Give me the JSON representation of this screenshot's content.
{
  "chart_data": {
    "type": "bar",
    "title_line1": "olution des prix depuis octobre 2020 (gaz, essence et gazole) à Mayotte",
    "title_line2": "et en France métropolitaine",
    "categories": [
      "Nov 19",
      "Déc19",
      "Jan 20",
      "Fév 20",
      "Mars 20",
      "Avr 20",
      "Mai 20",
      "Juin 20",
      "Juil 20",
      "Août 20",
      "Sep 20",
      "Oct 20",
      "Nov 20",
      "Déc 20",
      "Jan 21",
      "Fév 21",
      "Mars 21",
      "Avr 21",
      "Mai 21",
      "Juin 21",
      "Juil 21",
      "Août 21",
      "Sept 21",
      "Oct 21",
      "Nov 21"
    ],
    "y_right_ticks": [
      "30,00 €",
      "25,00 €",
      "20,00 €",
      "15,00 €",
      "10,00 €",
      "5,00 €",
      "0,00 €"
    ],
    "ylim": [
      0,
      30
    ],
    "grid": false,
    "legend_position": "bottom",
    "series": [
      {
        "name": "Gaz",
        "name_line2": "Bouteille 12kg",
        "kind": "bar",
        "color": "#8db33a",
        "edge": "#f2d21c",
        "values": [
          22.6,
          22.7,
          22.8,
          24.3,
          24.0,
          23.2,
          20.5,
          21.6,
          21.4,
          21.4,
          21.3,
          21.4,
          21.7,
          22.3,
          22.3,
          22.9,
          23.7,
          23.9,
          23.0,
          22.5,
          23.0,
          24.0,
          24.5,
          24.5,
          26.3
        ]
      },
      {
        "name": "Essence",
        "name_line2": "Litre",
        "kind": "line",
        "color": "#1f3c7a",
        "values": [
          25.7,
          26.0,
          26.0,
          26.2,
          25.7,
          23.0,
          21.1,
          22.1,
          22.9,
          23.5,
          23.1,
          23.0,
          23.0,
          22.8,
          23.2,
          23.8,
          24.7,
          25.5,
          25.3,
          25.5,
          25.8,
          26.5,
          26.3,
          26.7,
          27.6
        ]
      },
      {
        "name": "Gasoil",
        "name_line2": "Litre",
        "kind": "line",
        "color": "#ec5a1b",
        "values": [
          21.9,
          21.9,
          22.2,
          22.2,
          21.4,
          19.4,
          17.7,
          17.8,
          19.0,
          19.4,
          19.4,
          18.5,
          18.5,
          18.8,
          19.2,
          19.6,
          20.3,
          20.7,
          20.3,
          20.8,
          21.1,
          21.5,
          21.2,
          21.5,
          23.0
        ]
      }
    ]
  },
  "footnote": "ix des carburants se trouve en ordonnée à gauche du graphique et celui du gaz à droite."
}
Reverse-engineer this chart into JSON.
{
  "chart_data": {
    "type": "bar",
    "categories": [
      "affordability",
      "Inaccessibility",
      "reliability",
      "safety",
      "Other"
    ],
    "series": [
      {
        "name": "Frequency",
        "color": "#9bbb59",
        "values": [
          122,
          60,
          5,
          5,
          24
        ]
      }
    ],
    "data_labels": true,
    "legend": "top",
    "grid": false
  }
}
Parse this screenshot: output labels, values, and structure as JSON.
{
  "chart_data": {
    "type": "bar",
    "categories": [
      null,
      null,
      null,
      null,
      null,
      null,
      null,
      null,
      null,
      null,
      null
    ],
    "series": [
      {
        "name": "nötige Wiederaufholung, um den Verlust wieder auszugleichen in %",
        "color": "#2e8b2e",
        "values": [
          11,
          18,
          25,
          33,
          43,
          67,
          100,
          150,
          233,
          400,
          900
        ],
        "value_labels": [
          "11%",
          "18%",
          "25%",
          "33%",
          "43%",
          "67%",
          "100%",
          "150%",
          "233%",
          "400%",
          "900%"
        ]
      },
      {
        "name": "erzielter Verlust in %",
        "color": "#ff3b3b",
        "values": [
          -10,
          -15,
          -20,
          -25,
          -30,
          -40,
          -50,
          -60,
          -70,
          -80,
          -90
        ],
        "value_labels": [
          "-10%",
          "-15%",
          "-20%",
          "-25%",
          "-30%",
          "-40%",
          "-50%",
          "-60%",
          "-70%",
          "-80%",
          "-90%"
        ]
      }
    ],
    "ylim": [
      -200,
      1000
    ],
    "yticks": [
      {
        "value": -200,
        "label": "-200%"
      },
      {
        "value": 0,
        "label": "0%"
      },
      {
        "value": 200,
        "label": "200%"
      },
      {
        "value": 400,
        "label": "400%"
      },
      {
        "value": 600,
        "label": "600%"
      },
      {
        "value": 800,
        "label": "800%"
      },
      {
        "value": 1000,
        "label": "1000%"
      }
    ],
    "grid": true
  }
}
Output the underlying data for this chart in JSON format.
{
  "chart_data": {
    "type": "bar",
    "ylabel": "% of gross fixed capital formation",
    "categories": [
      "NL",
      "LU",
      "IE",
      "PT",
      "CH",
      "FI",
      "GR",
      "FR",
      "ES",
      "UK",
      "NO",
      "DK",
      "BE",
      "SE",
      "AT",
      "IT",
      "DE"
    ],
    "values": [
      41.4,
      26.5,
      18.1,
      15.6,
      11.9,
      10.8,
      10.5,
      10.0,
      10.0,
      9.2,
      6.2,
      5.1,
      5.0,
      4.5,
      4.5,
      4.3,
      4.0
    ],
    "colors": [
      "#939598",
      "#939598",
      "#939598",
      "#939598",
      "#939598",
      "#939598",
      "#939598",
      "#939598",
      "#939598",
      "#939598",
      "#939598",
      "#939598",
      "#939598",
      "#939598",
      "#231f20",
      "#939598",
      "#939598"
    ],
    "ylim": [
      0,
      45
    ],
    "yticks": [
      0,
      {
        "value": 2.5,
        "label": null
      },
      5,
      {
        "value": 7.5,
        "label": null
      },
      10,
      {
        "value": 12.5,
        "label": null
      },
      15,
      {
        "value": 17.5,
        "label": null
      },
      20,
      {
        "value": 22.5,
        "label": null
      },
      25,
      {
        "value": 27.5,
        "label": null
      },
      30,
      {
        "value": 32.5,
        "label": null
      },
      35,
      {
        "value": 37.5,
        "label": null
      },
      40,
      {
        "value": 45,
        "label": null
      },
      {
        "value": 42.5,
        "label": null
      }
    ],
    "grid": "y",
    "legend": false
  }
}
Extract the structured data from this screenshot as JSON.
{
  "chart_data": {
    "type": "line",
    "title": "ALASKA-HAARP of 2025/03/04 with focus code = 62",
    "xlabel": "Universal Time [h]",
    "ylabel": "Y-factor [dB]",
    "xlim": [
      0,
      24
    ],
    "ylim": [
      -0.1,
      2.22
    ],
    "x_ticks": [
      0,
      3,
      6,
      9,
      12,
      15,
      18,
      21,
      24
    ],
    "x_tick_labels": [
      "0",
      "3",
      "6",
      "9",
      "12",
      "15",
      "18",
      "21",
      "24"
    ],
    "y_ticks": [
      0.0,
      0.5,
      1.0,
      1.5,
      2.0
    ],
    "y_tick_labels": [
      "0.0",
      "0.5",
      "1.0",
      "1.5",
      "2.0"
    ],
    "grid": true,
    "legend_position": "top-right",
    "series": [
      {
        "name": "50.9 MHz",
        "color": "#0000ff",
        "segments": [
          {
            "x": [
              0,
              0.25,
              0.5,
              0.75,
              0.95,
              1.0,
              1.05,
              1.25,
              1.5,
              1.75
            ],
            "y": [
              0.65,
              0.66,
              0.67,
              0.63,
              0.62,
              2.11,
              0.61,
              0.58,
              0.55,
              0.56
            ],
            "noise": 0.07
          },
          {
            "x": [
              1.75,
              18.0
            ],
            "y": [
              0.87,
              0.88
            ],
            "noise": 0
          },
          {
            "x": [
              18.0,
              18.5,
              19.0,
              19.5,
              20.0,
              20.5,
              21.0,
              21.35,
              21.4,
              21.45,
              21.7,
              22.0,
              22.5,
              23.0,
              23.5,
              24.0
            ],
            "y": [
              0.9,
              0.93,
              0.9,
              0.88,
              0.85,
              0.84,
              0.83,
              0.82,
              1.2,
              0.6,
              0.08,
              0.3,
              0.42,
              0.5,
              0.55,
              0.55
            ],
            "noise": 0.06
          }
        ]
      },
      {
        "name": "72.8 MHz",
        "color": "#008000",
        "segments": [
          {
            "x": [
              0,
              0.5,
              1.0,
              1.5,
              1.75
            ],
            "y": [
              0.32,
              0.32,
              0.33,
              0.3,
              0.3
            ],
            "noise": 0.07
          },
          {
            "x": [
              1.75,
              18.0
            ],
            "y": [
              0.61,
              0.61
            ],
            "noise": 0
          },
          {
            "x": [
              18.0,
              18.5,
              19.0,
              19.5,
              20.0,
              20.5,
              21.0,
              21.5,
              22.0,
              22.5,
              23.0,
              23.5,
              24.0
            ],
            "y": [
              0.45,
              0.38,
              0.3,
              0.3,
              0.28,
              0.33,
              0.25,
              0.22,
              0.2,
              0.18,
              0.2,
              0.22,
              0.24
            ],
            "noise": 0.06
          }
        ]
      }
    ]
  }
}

++++++++++

● Challenge
Find every line in the records above that holds the word "Verlust", and copy each one.

● Worked answer
        "name": "nötige Wiederaufholung, um den Verlust wieder auszugleichen in %",
        "name": "erzielter Verlust in %",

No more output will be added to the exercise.